Find the string "USER" and gather every line that holds it.

_Records for the task_:
▶

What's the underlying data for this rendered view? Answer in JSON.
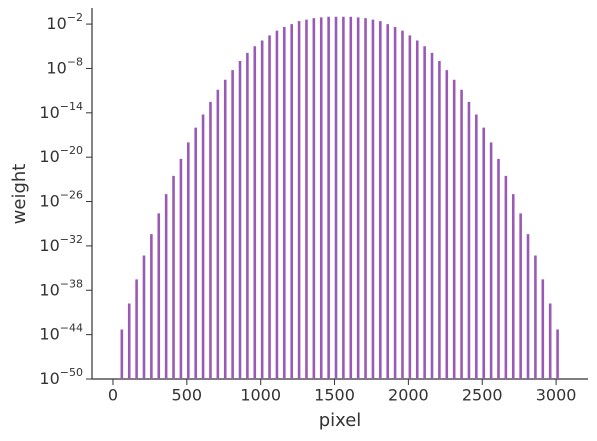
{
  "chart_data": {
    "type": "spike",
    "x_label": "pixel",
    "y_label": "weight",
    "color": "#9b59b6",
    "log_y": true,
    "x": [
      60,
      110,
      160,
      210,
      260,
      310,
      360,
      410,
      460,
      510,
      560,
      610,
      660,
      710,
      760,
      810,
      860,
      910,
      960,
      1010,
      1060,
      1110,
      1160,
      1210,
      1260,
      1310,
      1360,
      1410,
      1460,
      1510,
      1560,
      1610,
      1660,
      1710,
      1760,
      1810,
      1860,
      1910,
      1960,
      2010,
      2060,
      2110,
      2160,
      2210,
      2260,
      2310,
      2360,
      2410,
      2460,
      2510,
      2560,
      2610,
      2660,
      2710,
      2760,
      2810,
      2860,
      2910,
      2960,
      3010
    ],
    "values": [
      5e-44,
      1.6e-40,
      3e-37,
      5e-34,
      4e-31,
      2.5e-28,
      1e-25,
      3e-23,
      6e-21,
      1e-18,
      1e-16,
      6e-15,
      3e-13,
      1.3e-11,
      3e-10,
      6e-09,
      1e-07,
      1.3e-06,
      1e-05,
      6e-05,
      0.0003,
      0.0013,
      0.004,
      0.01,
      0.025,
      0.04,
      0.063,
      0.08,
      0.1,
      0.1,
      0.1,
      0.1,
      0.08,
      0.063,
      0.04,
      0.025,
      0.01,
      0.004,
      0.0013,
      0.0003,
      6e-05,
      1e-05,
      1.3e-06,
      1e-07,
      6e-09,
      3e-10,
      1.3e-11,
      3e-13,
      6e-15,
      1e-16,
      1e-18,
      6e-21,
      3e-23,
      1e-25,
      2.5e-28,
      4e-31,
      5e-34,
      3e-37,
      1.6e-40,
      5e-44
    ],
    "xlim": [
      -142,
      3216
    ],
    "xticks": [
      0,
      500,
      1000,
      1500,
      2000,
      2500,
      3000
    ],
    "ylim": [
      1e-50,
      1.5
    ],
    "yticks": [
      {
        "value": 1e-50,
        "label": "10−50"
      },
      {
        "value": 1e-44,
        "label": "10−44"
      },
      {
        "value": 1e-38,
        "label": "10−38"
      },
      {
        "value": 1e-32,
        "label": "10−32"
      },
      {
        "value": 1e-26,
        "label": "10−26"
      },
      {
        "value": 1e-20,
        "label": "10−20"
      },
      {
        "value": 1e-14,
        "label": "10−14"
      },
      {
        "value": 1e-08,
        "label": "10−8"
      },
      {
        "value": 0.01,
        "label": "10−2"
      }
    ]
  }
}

◀
▶

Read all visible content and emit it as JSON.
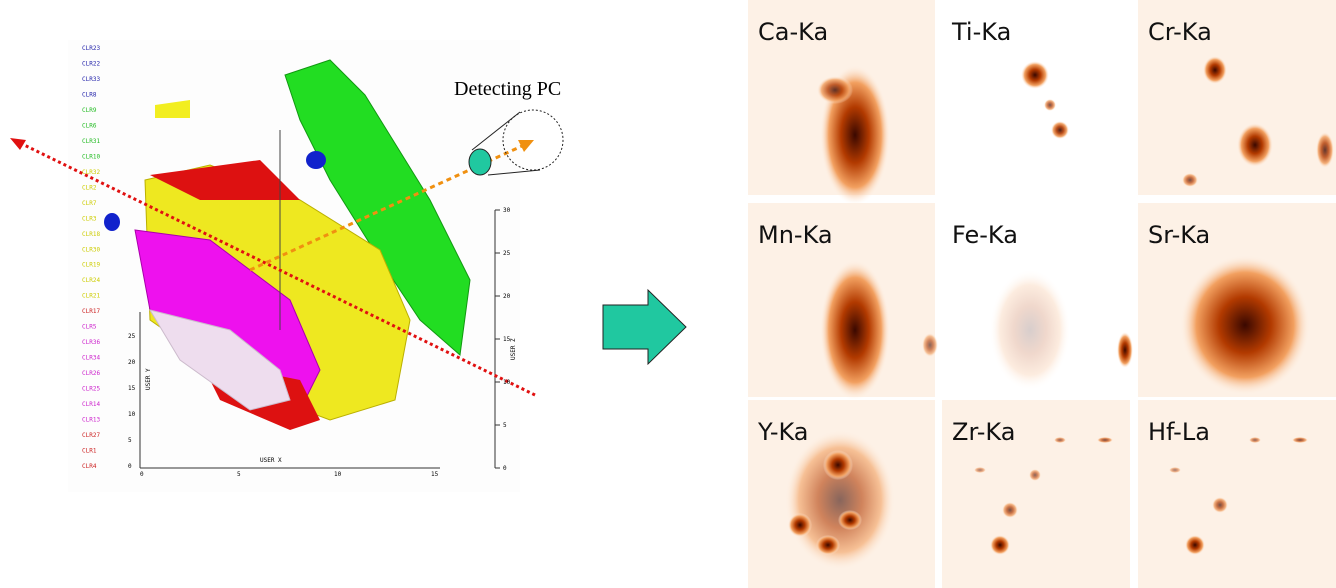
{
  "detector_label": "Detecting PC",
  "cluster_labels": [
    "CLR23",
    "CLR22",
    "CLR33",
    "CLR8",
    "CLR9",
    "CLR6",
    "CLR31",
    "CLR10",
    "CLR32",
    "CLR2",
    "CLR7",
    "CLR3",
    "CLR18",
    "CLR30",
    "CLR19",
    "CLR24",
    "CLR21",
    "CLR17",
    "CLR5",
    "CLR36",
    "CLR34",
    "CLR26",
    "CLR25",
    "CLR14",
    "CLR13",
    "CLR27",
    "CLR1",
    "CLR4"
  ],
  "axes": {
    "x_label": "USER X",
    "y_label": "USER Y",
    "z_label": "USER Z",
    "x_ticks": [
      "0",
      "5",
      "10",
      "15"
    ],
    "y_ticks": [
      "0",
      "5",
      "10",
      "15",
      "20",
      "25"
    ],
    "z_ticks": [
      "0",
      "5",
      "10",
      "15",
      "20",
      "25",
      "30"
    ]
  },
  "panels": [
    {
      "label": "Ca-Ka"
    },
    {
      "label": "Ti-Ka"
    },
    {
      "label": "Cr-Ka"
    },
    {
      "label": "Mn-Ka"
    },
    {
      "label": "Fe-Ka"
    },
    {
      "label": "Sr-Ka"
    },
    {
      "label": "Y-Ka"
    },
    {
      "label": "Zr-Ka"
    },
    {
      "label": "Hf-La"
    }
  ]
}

◀

_Correct answer_:
    "x_label": "USER X",
    "y_label": "USER Y",
    "z_label": "USER Z",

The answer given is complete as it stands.